» Do this
Every line that holds "screenshot" should be shown.

[Stored data entries]
● ● ● ●

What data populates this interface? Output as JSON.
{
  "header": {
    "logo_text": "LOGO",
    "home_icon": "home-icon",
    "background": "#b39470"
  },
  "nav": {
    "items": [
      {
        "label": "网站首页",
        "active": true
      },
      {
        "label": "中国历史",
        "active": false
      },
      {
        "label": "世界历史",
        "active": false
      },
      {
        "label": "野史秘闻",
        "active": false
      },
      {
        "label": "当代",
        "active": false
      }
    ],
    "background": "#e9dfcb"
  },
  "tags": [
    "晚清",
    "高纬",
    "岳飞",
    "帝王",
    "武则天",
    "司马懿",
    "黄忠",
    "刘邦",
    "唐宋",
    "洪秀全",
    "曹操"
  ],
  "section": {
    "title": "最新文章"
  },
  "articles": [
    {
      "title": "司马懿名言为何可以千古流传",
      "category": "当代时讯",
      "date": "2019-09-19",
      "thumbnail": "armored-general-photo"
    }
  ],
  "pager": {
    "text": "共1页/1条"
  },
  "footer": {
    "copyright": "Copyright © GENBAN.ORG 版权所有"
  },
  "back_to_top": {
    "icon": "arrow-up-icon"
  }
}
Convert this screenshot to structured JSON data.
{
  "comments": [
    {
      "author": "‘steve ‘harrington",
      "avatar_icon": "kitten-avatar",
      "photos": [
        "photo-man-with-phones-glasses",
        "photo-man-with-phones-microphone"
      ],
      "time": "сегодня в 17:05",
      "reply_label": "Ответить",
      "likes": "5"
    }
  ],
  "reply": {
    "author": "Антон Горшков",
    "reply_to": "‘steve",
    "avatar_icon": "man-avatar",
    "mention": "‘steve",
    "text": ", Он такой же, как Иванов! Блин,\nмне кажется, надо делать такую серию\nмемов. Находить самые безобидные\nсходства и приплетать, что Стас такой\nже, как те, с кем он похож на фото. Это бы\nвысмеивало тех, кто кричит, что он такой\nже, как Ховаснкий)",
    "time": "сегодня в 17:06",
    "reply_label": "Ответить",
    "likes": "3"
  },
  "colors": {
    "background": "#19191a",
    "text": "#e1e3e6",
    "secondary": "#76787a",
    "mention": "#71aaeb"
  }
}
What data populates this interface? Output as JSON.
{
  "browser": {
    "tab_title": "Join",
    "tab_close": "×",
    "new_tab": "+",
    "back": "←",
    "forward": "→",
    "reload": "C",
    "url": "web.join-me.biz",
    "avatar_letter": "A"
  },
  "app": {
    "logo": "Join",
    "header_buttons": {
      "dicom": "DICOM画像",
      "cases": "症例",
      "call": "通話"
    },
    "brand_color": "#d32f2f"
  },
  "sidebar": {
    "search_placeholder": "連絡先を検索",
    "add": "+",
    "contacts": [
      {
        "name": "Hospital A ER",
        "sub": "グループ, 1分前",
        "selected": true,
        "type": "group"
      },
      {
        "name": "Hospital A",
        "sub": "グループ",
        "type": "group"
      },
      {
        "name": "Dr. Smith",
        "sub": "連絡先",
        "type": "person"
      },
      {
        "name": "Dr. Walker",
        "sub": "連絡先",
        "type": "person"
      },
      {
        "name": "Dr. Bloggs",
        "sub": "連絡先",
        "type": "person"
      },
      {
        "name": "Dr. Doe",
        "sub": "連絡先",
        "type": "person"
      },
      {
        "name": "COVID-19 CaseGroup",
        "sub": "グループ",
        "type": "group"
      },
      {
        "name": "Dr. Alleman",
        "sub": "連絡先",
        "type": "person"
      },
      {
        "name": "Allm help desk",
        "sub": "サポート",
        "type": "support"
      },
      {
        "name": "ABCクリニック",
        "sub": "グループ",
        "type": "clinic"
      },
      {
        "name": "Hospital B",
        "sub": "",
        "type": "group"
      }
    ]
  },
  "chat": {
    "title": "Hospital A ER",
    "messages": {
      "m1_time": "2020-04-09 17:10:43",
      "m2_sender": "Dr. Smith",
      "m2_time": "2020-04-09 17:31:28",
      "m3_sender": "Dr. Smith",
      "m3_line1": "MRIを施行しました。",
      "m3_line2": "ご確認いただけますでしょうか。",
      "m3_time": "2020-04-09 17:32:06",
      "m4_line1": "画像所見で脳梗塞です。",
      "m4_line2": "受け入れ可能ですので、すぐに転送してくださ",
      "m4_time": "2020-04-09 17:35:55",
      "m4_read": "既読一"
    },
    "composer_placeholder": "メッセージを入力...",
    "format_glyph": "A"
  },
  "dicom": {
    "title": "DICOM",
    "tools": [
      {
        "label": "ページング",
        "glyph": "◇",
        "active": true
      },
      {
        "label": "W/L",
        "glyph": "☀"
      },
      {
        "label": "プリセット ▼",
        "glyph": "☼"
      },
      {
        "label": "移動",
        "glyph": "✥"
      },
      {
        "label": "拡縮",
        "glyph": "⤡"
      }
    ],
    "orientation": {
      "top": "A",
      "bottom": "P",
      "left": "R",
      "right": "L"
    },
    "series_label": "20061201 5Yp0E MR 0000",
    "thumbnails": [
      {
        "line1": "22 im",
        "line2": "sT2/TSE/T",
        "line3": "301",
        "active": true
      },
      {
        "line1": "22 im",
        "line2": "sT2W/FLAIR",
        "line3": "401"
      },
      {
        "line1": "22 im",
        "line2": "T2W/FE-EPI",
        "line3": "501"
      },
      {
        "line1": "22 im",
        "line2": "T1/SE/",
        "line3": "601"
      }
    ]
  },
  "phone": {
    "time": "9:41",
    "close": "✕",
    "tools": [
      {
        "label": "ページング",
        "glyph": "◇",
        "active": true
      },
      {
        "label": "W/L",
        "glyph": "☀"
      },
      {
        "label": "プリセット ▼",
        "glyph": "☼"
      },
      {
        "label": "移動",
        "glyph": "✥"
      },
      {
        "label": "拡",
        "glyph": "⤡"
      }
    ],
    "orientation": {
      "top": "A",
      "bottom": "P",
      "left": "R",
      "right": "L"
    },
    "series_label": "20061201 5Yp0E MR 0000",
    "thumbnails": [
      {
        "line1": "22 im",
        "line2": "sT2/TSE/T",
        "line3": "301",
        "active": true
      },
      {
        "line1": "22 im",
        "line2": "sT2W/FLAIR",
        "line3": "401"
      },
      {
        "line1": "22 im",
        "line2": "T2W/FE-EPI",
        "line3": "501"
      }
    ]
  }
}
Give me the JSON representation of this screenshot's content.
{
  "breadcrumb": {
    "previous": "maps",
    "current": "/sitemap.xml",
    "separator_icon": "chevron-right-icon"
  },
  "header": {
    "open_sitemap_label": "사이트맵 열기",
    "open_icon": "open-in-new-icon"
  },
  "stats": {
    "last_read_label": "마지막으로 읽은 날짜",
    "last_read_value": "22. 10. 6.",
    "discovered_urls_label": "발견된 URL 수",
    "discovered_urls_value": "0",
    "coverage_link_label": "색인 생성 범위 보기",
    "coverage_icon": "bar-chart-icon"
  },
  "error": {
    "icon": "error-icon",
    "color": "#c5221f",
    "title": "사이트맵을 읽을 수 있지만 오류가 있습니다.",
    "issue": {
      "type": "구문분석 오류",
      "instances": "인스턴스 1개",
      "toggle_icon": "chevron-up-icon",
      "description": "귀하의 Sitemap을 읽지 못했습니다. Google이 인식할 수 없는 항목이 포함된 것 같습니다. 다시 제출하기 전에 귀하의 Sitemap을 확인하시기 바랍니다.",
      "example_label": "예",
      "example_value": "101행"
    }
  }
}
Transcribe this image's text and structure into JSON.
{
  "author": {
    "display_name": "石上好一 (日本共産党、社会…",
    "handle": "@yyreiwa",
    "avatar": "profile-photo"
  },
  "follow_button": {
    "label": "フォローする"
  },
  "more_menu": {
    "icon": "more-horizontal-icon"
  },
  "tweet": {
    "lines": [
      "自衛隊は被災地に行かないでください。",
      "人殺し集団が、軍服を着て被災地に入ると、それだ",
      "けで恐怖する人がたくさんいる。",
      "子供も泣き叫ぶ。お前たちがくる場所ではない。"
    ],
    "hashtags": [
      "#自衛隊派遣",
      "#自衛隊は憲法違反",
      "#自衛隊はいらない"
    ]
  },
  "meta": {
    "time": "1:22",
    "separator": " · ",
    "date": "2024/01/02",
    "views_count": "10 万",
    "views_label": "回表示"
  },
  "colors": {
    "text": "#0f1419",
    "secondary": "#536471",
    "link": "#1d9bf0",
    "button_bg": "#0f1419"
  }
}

● ● ● ●

» Written answer
Convert this screenshot to structured JSON data.
Give me the JSON representation of this screenshot's content.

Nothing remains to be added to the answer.